**Task item**
What lines in the records below hold the string "transversal"? Please show them.

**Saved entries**
------------------------------------------------------------

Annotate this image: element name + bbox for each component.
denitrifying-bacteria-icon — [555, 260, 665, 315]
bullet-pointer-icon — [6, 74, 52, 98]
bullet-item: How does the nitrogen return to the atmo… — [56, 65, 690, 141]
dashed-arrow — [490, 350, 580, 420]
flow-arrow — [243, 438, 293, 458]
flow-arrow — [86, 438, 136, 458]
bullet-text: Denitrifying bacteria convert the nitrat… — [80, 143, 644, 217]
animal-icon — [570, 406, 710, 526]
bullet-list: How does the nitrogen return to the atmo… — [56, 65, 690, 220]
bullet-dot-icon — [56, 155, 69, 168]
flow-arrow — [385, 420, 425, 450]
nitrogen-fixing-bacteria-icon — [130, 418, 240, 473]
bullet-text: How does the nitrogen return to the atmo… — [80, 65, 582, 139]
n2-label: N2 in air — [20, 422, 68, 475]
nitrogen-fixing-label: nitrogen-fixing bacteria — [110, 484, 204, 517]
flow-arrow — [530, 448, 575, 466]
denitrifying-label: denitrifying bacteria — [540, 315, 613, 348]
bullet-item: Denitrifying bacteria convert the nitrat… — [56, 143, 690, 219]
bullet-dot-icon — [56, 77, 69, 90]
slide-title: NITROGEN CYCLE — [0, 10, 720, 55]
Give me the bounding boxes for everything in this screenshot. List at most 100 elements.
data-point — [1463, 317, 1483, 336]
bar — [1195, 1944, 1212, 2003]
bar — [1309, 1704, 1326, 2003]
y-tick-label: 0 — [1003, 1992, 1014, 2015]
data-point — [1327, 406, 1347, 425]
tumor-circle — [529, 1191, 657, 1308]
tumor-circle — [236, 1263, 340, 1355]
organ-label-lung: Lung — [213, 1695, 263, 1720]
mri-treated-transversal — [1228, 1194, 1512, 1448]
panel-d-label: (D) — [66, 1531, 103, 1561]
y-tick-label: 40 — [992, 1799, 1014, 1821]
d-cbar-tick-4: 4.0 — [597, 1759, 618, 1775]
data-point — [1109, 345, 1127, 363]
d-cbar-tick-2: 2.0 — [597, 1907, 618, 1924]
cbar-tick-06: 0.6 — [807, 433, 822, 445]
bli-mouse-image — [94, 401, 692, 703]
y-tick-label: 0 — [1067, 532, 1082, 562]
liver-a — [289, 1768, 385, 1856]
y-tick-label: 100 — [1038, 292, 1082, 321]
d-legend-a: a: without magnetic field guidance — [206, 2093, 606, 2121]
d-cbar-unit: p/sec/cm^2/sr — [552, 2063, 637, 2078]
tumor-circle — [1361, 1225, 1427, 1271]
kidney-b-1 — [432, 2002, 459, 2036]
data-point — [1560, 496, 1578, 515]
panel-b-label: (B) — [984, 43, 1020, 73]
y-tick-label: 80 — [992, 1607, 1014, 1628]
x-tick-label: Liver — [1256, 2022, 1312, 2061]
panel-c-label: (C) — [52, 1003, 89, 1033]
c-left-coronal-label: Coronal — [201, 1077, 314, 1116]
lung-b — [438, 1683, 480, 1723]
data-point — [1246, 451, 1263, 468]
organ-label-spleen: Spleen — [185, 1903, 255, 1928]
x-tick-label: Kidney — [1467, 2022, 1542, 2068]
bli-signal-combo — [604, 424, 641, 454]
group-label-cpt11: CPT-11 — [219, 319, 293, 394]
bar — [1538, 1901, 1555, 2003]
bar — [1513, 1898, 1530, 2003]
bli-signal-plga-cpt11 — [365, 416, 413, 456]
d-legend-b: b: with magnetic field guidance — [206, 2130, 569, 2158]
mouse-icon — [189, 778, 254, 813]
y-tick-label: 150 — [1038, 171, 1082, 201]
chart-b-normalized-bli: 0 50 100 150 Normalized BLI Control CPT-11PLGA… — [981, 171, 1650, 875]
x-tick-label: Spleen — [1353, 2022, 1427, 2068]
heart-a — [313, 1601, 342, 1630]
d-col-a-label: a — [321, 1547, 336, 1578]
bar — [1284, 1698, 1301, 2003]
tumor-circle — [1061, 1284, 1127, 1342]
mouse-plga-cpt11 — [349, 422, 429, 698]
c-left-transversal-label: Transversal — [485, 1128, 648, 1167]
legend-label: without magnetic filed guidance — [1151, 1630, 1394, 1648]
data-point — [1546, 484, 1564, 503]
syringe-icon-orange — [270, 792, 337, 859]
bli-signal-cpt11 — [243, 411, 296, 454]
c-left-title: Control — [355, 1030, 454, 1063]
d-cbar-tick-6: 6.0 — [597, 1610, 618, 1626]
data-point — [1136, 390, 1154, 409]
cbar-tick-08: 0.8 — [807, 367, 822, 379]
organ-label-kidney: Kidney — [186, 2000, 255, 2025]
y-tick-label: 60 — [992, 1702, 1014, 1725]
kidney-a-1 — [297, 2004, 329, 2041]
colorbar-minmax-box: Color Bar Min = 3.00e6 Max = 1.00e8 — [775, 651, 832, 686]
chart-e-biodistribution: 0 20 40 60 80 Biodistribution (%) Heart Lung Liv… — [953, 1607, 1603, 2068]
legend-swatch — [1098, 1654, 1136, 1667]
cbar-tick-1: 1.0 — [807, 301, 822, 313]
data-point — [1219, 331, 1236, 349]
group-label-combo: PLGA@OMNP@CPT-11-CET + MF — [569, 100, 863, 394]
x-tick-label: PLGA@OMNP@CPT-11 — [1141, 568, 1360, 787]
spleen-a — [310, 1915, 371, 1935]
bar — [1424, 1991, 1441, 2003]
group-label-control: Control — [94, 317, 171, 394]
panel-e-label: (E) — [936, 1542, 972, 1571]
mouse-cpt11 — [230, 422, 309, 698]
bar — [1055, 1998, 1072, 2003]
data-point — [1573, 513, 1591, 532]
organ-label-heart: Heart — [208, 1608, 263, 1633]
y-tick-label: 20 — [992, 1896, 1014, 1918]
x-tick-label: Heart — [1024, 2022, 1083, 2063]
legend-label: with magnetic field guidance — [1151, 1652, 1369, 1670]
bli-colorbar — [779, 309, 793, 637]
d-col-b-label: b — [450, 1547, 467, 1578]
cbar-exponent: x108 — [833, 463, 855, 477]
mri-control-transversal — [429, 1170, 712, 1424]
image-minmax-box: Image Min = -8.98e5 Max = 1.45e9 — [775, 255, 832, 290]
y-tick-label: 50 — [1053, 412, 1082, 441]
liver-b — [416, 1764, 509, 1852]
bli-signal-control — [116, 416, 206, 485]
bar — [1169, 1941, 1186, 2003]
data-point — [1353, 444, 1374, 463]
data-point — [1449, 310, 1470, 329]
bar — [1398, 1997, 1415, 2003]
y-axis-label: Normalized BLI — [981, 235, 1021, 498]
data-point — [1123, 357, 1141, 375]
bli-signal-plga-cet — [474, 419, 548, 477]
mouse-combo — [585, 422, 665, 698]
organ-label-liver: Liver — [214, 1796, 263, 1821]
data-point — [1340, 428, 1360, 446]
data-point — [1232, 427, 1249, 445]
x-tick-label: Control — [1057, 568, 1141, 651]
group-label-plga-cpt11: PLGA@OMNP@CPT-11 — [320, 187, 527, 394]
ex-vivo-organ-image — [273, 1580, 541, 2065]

------------------------------------------------------------

**Response area**
mri-treated-transversal — [1228, 1194, 1512, 1448]
c-left-transversal-label: Transversal — [485, 1128, 648, 1167]
mri-control-transversal — [429, 1170, 712, 1424]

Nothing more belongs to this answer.